**What is needed:** What lines of the data hold the string "JSON"? Pull each one out.

[start Data shown]

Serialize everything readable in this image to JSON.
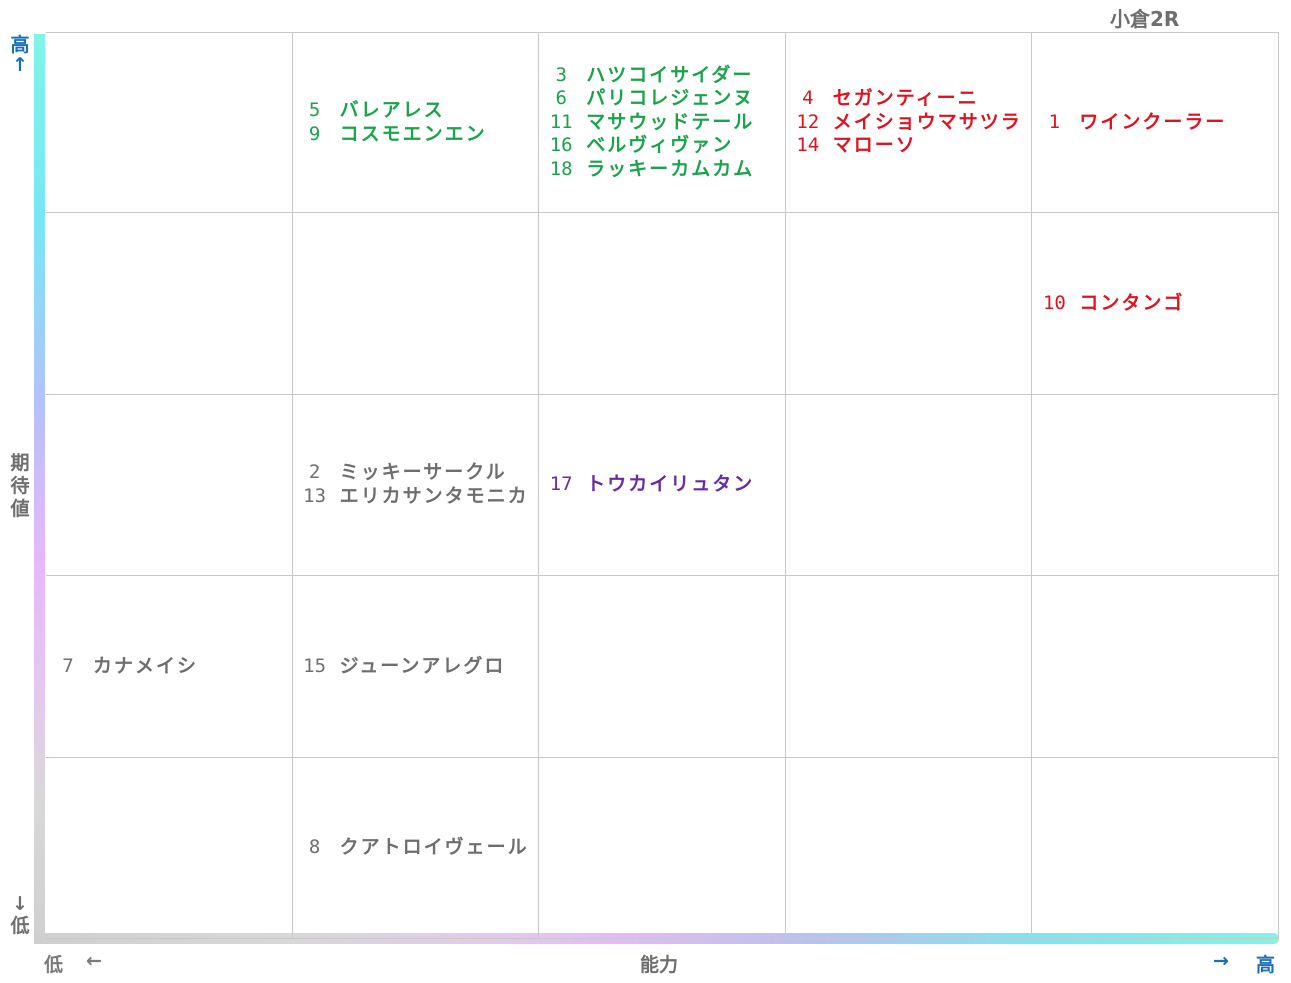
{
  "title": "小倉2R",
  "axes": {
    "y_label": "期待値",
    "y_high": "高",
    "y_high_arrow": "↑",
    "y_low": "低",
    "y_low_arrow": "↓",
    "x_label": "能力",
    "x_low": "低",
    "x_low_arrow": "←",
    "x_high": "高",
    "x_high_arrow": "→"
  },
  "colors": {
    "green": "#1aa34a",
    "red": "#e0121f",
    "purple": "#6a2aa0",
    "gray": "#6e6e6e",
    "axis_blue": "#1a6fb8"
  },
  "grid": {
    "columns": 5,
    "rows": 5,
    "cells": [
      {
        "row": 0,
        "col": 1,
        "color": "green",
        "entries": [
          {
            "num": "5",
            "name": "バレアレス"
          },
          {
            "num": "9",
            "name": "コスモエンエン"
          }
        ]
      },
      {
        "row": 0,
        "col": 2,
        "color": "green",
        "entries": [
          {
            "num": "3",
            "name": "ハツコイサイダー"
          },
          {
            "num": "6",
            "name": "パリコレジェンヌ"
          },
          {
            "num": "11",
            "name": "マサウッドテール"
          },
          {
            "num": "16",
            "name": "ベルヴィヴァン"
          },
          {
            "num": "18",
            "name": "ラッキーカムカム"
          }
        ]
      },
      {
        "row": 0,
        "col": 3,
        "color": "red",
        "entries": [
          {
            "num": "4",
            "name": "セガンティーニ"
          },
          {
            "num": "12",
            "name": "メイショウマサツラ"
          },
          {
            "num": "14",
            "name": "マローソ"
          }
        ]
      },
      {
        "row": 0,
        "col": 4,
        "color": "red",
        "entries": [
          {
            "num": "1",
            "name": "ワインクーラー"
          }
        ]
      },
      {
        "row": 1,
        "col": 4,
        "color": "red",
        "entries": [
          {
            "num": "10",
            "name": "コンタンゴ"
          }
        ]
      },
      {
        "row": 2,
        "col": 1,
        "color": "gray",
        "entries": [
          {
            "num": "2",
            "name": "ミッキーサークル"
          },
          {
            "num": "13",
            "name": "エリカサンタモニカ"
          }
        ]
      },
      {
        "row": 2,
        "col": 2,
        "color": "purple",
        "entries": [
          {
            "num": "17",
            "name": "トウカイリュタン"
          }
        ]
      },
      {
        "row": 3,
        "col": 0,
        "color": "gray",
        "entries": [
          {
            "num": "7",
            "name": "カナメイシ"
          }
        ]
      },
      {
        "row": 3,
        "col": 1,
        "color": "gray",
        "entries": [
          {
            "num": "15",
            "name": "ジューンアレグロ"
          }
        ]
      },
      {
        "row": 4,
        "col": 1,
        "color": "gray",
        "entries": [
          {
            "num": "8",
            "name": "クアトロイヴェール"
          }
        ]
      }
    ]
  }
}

[end Data shown]
[start Data shown]

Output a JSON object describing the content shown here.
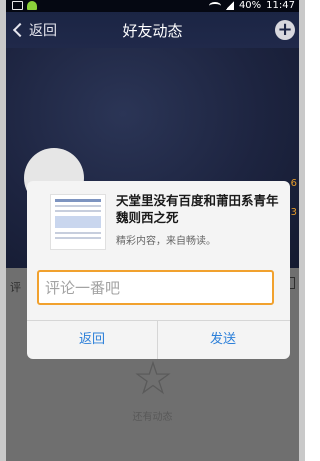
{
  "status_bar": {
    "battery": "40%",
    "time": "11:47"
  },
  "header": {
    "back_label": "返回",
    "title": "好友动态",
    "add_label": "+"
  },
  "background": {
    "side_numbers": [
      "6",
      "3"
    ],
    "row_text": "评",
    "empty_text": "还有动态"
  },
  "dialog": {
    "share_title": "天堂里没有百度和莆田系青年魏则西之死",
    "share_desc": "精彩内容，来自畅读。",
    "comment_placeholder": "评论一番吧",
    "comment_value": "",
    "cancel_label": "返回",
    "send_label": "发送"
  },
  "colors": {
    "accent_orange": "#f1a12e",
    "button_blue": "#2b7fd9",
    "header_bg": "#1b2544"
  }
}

[end Data shown]

**Solution to the problem:**
Serialize everything readable in this image to JSON.
Output a JSON object describing the content shown here.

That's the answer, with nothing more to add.